§ **Given records**
★ ★ ★ ★ ★ ★ ★

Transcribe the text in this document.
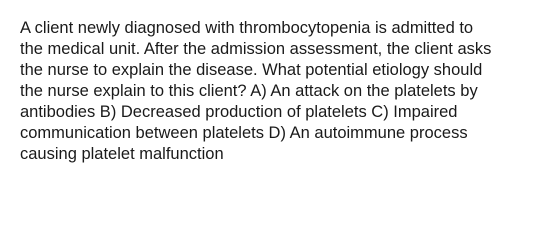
A client newly diagnosed with thrombocytopenia is admitted to
the medical unit. After the admission assessment, the client asks
the nurse to explain the disease. What potential etiology should
the nurse explain to this client? A) An attack on the platelets by
antibodies B) Decreased production of platelets C) Impaired
communication between platelets D) An autoimmune process
causing platelet malfunction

★ ★ ★ ★ ★ ★ ★

§ **Exercise directions**
Show every line above in which the word "client" occurs.

§ **Response to the task**
A client newly diagnosed with thrombocytopenia is admitted to
the medical unit. After the admission assessment, the client asks
the nurse explain to this client? A) An attack on the platelets by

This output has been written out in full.